***** INPUT DATA *****

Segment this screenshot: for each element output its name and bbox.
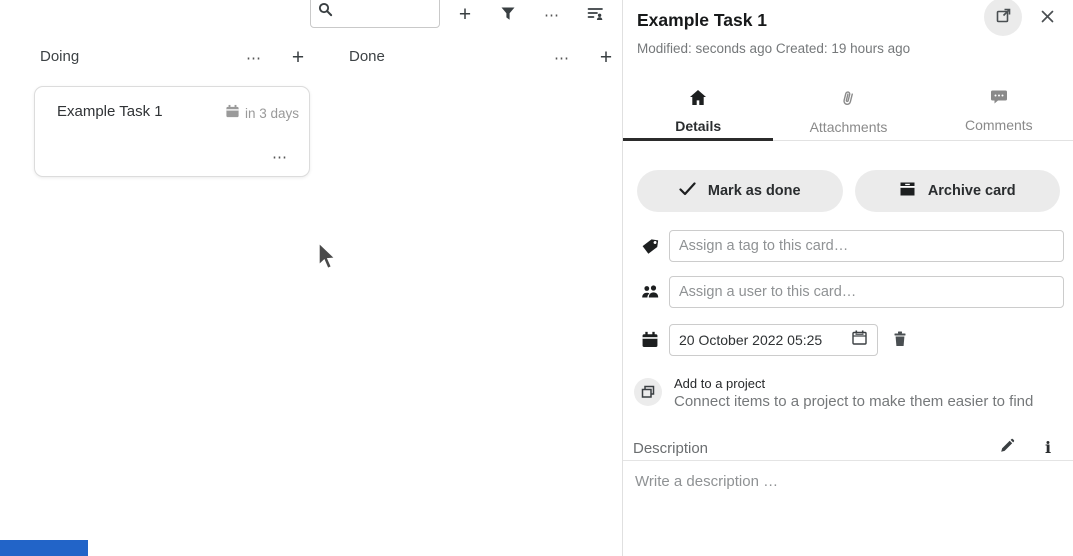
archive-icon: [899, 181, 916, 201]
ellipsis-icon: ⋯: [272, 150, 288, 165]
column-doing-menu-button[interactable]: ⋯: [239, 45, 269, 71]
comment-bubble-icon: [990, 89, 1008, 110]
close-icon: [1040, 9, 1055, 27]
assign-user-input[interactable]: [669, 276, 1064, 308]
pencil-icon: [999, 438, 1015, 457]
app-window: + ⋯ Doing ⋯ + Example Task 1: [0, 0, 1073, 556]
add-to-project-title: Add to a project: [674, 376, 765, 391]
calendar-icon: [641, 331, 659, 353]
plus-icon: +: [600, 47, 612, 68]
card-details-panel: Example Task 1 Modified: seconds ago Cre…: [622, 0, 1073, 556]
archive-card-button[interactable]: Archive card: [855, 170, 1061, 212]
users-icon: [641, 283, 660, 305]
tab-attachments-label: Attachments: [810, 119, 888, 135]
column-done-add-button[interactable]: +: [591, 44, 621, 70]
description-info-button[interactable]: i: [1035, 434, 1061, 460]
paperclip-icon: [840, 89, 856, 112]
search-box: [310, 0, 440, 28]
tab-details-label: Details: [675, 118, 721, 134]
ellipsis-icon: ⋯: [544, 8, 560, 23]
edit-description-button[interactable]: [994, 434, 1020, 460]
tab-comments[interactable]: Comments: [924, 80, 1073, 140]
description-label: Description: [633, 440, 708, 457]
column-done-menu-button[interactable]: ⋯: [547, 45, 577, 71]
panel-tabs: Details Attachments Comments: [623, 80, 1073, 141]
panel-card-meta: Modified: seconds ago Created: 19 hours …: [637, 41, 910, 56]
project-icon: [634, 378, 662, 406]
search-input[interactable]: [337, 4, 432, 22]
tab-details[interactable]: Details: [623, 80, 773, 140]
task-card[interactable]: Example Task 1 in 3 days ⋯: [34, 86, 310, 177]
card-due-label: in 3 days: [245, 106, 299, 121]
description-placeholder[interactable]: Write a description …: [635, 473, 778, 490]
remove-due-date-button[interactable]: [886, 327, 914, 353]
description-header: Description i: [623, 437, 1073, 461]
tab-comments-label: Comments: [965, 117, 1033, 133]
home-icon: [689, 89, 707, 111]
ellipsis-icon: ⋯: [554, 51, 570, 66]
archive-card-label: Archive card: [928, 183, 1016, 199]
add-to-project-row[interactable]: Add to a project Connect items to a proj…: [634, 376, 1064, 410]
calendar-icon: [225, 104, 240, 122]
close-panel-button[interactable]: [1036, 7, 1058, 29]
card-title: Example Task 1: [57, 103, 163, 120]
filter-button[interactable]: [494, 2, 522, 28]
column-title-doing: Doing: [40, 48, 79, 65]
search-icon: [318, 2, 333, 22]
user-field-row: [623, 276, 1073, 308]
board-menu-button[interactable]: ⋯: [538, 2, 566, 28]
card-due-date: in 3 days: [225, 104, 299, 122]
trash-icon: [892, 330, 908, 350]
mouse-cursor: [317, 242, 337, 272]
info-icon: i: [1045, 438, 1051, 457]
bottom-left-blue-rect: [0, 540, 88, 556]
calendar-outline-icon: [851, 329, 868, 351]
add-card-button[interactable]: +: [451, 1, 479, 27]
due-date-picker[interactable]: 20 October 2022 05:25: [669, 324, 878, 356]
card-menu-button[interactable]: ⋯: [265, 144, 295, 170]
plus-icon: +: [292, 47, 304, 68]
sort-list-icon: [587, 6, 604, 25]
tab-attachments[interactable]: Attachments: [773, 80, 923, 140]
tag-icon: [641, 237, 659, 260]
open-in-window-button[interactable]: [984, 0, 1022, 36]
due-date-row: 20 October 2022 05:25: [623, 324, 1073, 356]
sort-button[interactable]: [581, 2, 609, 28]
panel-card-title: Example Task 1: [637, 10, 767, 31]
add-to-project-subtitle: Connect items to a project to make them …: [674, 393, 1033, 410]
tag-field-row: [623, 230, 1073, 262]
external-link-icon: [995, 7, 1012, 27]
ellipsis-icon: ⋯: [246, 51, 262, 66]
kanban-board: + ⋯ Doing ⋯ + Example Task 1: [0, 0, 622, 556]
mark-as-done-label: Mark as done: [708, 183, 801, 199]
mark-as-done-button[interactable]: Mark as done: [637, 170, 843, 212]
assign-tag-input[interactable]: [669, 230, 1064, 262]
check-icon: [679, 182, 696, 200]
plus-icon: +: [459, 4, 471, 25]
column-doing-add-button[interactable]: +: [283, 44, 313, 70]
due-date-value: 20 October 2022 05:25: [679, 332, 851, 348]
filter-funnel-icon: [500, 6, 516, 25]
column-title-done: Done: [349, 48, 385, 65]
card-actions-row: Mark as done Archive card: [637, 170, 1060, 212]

*****
***** INPUT DATA *****

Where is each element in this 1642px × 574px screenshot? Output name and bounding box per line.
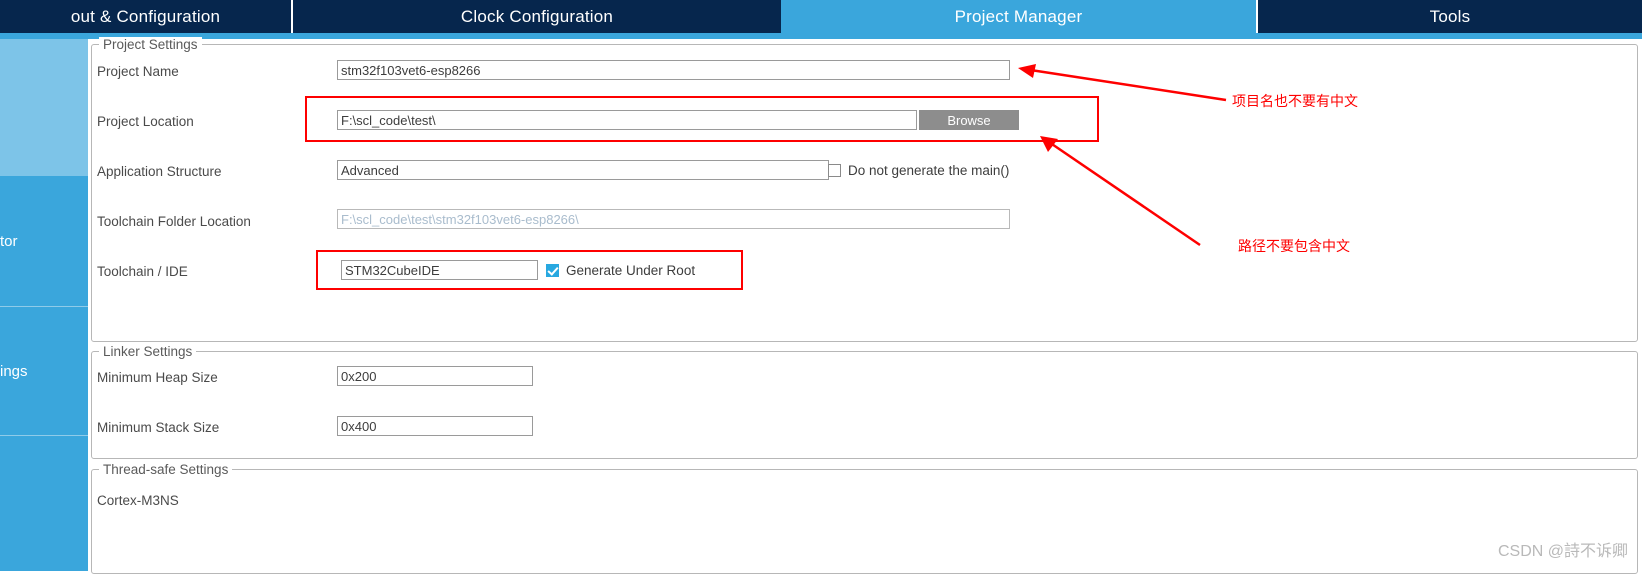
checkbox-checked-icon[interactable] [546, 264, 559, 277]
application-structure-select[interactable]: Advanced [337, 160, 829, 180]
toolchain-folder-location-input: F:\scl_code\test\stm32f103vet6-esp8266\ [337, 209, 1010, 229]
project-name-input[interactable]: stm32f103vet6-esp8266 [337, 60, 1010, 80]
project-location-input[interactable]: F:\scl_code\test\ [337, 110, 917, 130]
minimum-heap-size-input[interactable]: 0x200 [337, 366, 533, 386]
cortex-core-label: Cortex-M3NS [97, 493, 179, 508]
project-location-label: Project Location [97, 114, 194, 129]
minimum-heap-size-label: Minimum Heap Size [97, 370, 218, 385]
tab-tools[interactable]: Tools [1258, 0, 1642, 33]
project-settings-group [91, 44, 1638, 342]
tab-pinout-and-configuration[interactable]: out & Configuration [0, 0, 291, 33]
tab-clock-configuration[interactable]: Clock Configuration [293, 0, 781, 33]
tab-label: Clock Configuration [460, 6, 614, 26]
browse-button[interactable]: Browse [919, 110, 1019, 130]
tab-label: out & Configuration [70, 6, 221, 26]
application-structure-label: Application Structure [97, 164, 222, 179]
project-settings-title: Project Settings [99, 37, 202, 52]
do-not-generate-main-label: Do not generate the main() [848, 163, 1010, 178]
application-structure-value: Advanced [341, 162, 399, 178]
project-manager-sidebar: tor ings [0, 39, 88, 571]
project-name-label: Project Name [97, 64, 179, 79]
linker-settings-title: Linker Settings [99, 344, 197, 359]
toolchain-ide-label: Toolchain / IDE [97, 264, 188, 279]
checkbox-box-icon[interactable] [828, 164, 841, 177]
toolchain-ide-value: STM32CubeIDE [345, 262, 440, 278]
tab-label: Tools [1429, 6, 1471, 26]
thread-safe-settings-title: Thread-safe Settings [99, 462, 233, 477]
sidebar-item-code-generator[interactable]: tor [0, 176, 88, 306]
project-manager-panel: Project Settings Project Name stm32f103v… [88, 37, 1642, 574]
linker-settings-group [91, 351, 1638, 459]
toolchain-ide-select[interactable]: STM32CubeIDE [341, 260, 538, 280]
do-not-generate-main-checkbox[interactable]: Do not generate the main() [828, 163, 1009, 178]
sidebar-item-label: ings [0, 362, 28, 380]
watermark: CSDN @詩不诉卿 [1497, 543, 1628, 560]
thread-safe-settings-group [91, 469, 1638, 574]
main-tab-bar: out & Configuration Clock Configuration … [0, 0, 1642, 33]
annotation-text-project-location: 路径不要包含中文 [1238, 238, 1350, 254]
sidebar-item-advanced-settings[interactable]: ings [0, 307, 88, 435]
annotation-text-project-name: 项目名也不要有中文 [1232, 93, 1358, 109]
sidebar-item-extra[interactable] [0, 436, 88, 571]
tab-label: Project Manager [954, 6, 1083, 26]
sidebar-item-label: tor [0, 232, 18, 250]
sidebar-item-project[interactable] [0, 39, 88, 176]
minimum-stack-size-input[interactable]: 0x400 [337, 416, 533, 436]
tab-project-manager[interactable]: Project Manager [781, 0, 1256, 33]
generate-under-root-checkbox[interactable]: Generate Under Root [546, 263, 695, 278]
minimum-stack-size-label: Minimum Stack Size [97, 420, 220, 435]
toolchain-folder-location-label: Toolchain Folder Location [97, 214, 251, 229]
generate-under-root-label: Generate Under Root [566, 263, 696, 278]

*****

## THE PROBLEM
Recast the data lines from the one containing "archive-icon: [899, 181, 916, 201]" through the one containing "pencil-icon: [999, 438, 1015, 457]", both included, as a JSON list of strings with one string per line and blank lines left out.

## OUTPUT FOR THIS TASK
[
  "archive-icon: [899, 181, 916, 201]",
  "ellipsis-icon: ⋯: [272, 150, 288, 165]",
  "column-doing-menu-button[interactable]: ⋯: [239, 45, 269, 71]",
  "comment-bubble-icon: [990, 89, 1008, 110]",
  "close-icon: [1040, 9, 1055, 27]",
  "assign-user-input[interactable]: [669, 276, 1064, 308]",
  "pencil-icon: [999, 438, 1015, 457]"
]